| Provided entries |
○ ○ ○ ○ ○ ○ ○
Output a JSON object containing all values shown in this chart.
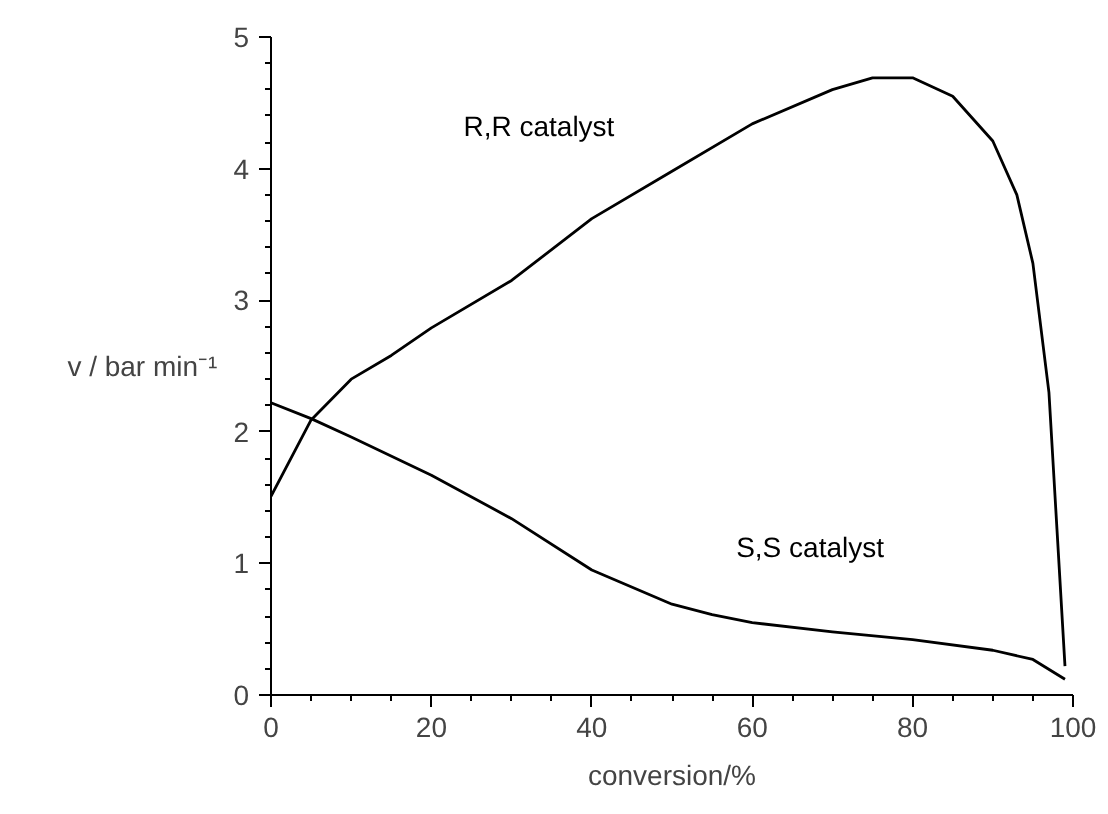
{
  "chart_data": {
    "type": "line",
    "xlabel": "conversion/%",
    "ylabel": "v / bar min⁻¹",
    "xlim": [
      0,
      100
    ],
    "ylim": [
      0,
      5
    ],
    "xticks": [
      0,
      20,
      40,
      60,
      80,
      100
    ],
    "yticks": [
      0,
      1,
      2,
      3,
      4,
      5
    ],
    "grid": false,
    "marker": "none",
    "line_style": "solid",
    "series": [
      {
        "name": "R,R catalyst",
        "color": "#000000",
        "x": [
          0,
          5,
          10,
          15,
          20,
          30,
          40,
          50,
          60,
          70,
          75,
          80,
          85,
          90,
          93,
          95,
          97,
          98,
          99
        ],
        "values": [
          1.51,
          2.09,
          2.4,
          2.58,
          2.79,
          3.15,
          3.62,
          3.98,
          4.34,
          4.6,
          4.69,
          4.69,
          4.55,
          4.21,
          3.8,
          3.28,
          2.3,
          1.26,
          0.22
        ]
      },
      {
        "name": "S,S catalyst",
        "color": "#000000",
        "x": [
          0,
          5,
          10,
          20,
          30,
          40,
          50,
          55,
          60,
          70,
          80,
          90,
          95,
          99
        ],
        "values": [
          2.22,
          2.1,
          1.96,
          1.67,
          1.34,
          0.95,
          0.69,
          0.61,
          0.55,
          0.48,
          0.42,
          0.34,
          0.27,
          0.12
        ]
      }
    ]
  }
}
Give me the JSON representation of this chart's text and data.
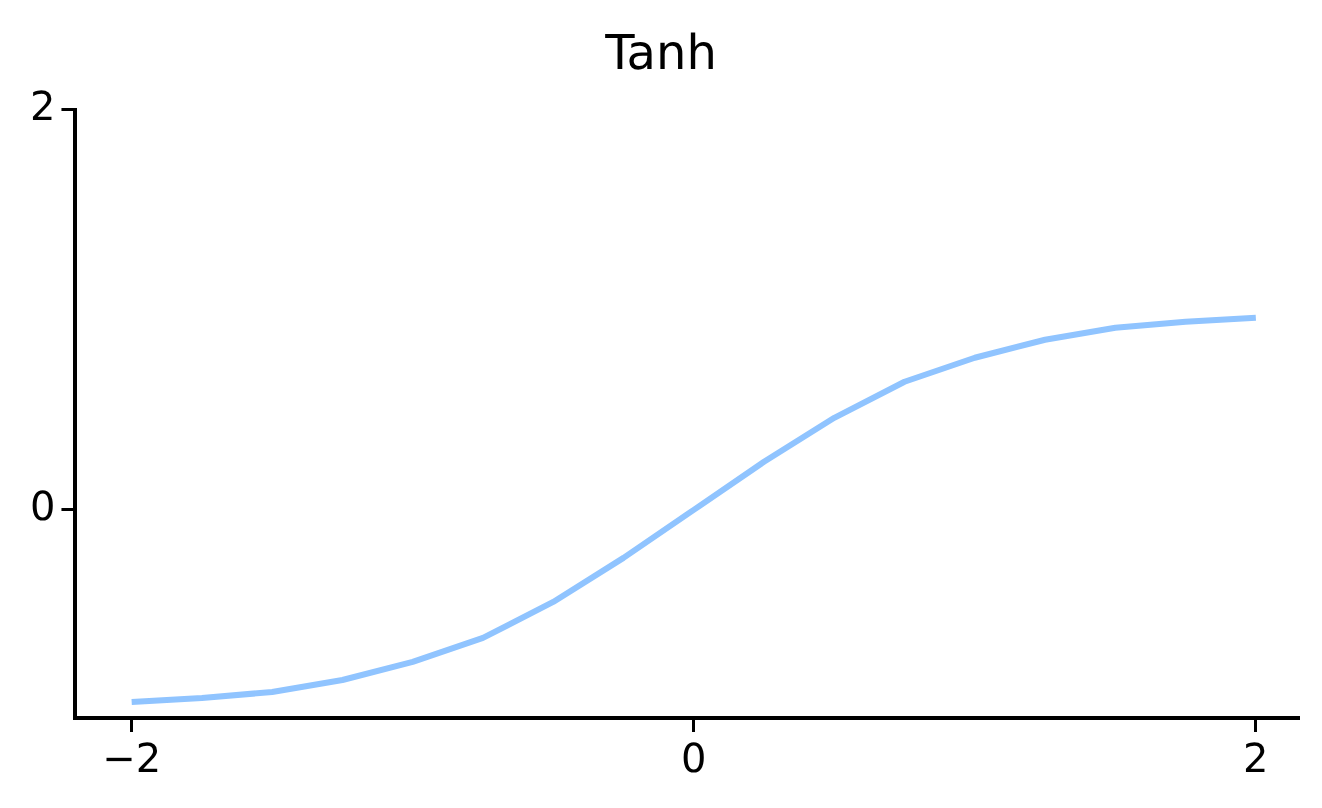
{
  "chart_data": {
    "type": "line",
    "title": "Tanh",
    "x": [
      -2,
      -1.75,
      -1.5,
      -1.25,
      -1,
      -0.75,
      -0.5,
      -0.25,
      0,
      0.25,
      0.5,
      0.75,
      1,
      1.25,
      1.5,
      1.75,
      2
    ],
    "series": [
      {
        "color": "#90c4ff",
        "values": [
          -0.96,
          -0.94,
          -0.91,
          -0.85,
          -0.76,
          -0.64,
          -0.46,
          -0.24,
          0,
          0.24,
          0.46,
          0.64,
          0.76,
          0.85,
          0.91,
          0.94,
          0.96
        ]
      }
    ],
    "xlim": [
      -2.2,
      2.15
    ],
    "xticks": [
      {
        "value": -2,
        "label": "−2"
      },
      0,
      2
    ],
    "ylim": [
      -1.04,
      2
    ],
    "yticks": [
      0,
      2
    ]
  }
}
○ ○ ○ ○ ○ ○ ○
| Written exercise |
Transcribe the listing in full. Omit the pictures and keep every line exact.

| In response |
Output a JSON object containing all values shown in this chart.
{
  "chart_data": {
    "type": "line",
    "xlabel": "conversion/%",
    "ylabel": "v / bar min⁻¹",
    "xlim": [
      0,
      100
    ],
    "ylim": [
      0,
      5
    ],
    "xticks": [
      0,
      20,
      40,
      60,
      80,
      100
    ],
    "yticks": [
      0,
      1,
      2,
      3,
      4,
      5
    ],
    "grid": false,
    "marker": "none",
    "line_style": "solid",
    "series": [
      {
        "name": "R,R catalyst",
        "color": "#000000",
        "x": [
          0,
          5,
          10,
          15,
          20,
          30,
          40,
          50,
          60,
          70,
          75,
          80,
          85,
          90,
          93,
          95,
          97,
          98,
          99
        ],
        "values": [
          1.51,
          2.09,
          2.4,
          2.58,
          2.79,
          3.15,
          3.62,
          3.98,
          4.34,
          4.6,
          4.69,
          4.69,
          4.55,
          4.21,
          3.8,
          3.28,
          2.3,
          1.26,
          0.22
        ]
      },
      {
        "name": "S,S catalyst",
        "color": "#000000",
        "x": [
          0,
          5,
          10,
          20,
          30,
          40,
          50,
          55,
          60,
          70,
          80,
          90,
          95,
          99
        ],
        "values": [
          2.22,
          2.1,
          1.96,
          1.67,
          1.34,
          0.95,
          0.69,
          0.61,
          0.55,
          0.48,
          0.42,
          0.34,
          0.27,
          0.12
        ]
      }
    ]
  }
}
Give me the JSON representation of this chart's text and data.
{
  "chart_data": {
    "type": "line",
    "title": "Tanh",
    "x": [
      -2,
      -1.75,
      -1.5,
      -1.25,
      -1,
      -0.75,
      -0.5,
      -0.25,
      0,
      0.25,
      0.5,
      0.75,
      1,
      1.25,
      1.5,
      1.75,
      2
    ],
    "series": [
      {
        "color": "#90c4ff",
        "values": [
          -0.96,
          -0.94,
          -0.91,
          -0.85,
          -0.76,
          -0.64,
          -0.46,
          -0.24,
          0,
          0.24,
          0.46,
          0.64,
          0.76,
          0.85,
          0.91,
          0.94,
          0.96
        ]
      }
    ],
    "xlim": [
      -2.2,
      2.15
    ],
    "xticks": [
      {
        "value": -2,
        "label": "−2"
      },
      0,
      2
    ],
    "ylim": [
      -1.04,
      2
    ],
    "yticks": [
      0,
      2
    ]
  }
}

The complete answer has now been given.